• [Provided data]:

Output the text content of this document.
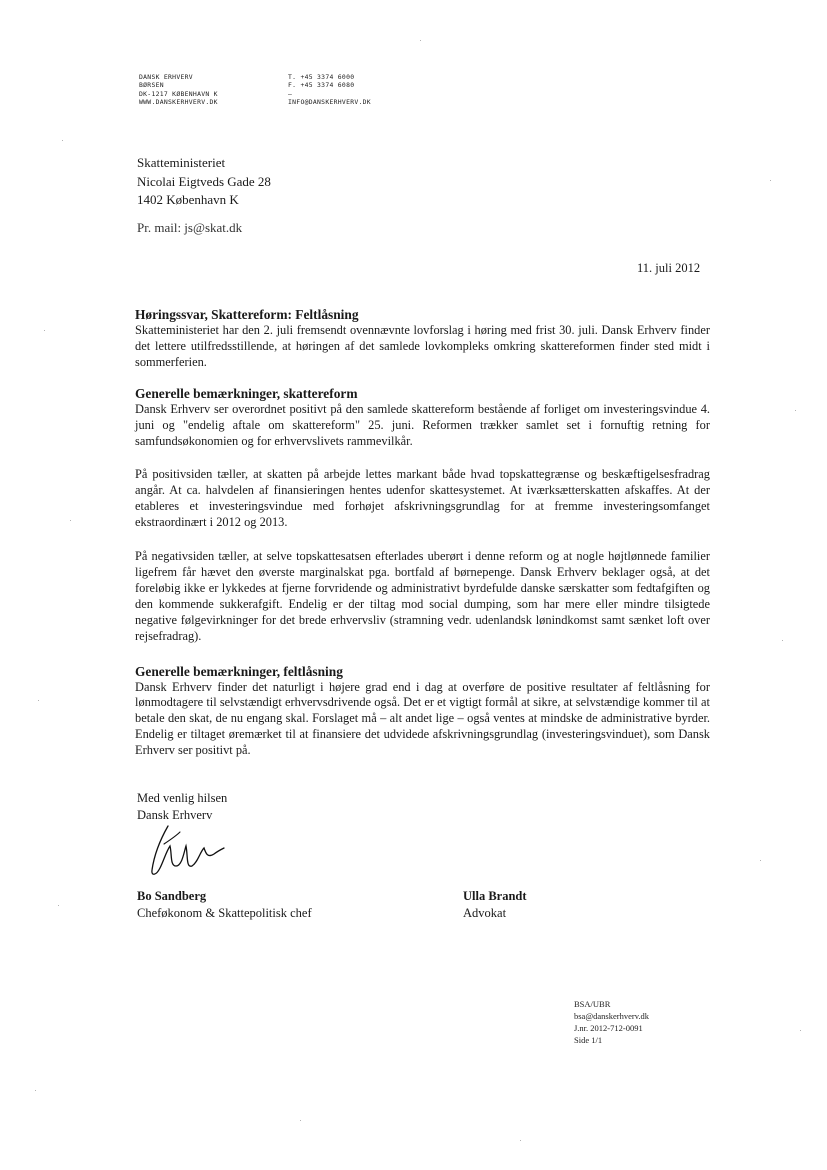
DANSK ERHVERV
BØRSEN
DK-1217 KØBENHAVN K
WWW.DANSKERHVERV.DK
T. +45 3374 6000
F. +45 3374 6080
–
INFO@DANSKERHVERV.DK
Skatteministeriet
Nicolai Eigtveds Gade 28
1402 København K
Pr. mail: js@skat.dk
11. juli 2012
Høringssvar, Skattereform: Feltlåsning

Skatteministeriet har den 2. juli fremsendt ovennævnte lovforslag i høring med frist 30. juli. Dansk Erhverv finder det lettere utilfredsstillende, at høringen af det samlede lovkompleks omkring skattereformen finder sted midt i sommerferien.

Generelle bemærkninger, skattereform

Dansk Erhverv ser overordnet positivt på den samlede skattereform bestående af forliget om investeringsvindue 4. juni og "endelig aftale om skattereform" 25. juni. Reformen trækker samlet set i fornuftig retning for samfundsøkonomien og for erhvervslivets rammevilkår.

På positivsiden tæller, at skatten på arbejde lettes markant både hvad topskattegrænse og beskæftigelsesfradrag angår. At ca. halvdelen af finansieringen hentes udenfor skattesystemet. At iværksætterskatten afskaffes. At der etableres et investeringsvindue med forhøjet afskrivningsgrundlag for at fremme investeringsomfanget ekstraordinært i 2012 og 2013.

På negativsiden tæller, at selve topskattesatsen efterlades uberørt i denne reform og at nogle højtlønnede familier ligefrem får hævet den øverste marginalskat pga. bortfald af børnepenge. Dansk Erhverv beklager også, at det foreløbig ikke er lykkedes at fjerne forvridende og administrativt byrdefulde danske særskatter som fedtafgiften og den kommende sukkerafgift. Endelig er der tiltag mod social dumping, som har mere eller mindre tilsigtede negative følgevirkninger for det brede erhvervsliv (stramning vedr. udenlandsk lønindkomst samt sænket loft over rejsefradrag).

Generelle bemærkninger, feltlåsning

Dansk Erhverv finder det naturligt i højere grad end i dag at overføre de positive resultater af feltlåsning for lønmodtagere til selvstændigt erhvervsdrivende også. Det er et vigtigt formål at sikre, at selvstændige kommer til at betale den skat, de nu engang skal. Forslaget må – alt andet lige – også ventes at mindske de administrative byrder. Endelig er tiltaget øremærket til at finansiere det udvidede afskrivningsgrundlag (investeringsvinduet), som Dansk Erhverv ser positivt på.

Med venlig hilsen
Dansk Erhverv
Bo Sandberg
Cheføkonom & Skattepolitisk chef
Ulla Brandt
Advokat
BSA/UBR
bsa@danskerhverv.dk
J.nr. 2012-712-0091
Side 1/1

• [Exercise objective]: Give the number of lines containing the word "Generelle". No other answer is needed.

• [Answer for this exercise]: 2